- _DATA SECTION_:

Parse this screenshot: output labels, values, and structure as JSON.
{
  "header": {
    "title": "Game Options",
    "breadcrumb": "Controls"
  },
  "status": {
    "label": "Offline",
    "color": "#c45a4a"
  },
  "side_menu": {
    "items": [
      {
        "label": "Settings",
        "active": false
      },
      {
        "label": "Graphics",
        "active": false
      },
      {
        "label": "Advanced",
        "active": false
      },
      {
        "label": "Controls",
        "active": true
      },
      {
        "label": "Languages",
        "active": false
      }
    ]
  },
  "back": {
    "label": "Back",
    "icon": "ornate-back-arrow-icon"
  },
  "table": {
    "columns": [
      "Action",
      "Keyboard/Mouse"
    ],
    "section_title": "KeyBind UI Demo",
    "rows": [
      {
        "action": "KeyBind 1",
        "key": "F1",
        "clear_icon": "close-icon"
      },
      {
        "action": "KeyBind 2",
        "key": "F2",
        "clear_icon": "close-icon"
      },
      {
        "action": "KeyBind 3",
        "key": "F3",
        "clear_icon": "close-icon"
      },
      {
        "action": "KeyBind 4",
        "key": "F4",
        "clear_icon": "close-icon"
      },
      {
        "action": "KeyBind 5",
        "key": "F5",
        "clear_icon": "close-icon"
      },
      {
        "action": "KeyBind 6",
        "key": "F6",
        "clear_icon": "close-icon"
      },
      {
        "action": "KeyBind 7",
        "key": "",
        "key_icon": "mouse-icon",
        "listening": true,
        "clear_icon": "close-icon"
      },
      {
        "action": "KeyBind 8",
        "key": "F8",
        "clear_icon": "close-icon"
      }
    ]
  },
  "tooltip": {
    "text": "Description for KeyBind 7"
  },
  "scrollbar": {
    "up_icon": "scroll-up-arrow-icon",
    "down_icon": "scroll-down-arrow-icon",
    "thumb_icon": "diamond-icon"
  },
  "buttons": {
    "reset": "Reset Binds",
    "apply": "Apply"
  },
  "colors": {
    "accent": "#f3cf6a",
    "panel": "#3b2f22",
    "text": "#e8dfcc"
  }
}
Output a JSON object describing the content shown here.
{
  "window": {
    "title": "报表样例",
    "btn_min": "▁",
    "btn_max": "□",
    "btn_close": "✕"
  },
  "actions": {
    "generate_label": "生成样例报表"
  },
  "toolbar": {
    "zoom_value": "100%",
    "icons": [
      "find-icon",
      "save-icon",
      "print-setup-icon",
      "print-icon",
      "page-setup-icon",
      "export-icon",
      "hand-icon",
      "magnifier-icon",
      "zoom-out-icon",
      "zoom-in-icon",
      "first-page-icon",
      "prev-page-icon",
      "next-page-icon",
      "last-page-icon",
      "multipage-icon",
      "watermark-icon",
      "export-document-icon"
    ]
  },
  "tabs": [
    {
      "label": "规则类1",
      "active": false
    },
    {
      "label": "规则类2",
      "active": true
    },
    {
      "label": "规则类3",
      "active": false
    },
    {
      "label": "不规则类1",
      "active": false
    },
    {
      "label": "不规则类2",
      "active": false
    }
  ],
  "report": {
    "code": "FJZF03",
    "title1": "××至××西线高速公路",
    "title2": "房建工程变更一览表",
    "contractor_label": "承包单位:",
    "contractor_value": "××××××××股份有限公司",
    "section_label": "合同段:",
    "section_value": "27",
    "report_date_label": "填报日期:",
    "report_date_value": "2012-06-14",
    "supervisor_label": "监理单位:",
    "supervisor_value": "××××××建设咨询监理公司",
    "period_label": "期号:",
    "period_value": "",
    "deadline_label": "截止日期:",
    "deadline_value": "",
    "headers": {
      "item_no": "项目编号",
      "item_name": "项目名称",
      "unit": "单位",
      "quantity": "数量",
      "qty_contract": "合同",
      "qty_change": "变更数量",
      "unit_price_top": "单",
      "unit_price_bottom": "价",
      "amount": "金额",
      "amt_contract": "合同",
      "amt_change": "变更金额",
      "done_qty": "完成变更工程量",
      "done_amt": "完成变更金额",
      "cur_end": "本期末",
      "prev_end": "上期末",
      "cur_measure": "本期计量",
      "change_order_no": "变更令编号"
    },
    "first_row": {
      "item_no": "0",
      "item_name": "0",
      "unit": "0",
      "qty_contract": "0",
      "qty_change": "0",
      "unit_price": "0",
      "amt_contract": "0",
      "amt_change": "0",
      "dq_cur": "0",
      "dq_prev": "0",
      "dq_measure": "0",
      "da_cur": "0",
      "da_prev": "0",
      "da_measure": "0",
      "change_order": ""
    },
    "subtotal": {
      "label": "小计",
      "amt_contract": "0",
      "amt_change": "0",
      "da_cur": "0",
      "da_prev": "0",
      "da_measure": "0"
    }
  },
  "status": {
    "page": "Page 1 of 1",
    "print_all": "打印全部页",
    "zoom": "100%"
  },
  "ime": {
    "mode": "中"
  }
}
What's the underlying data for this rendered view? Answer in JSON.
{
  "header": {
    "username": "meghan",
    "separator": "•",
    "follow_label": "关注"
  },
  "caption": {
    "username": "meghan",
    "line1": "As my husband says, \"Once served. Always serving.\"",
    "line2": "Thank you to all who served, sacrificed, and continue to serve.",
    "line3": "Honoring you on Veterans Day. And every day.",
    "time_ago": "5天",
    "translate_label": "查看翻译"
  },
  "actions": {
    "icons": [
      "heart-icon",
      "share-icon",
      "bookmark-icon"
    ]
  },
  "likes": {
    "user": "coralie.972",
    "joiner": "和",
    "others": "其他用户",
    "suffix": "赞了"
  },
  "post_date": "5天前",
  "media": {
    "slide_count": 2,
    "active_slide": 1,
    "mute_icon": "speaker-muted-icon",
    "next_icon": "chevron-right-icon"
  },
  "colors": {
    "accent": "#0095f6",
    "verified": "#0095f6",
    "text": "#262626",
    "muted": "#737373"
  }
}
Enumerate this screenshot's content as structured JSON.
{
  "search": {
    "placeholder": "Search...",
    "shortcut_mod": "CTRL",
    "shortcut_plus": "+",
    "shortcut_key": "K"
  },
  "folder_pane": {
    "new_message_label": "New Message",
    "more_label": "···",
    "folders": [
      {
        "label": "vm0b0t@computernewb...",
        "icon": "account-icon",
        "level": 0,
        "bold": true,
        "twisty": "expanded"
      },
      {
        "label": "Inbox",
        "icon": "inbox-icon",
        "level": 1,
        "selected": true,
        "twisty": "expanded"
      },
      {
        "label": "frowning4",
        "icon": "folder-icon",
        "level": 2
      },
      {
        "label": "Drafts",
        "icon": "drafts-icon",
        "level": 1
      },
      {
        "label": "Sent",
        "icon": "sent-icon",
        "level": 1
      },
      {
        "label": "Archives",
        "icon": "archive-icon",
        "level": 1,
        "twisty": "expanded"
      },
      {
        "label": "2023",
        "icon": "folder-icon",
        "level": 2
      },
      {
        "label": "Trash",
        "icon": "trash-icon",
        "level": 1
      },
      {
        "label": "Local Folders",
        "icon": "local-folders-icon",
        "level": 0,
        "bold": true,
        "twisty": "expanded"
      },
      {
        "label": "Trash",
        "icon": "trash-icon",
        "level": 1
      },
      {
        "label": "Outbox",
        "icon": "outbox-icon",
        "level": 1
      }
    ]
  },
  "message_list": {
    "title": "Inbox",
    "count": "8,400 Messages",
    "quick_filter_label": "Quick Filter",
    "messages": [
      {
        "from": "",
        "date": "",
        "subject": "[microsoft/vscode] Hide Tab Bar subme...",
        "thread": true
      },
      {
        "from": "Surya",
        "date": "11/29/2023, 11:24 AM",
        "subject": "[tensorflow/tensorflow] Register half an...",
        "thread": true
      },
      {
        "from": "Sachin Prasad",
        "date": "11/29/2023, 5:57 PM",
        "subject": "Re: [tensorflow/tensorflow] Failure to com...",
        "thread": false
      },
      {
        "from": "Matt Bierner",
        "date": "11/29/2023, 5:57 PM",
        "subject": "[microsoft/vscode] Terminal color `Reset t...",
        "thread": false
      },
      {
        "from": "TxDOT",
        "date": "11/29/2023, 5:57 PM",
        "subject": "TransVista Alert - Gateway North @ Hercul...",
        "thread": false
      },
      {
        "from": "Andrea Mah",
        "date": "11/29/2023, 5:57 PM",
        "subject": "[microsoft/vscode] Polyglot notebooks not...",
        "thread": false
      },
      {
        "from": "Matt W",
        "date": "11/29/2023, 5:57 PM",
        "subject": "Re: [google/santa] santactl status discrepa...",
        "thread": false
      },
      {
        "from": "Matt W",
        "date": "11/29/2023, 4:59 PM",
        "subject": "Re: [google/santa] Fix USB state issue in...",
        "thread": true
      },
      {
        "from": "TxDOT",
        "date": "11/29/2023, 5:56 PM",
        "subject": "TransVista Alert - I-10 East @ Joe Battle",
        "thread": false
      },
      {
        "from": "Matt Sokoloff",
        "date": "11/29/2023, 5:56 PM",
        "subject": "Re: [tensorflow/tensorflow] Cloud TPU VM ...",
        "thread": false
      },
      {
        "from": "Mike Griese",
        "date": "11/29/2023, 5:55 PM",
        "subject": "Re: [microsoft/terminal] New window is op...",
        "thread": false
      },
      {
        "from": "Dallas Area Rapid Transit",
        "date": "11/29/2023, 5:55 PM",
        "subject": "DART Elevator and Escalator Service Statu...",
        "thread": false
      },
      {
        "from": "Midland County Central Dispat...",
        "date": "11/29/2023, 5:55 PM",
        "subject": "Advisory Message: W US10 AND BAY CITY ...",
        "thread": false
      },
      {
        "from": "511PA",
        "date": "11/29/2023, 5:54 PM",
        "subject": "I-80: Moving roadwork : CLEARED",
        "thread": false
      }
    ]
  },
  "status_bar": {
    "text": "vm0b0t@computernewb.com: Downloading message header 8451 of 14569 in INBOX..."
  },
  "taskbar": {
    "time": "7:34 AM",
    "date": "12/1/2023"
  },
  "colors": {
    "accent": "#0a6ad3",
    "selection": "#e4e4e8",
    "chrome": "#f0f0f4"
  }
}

- _TASK BRIEF_: Extract each line from the listing that holds the word "accent".

- _COMPLETE ANSWER_:
    "accent": "#f3cf6a",
    "accent": "#0095f6",
    "accent": "#0a6ad3",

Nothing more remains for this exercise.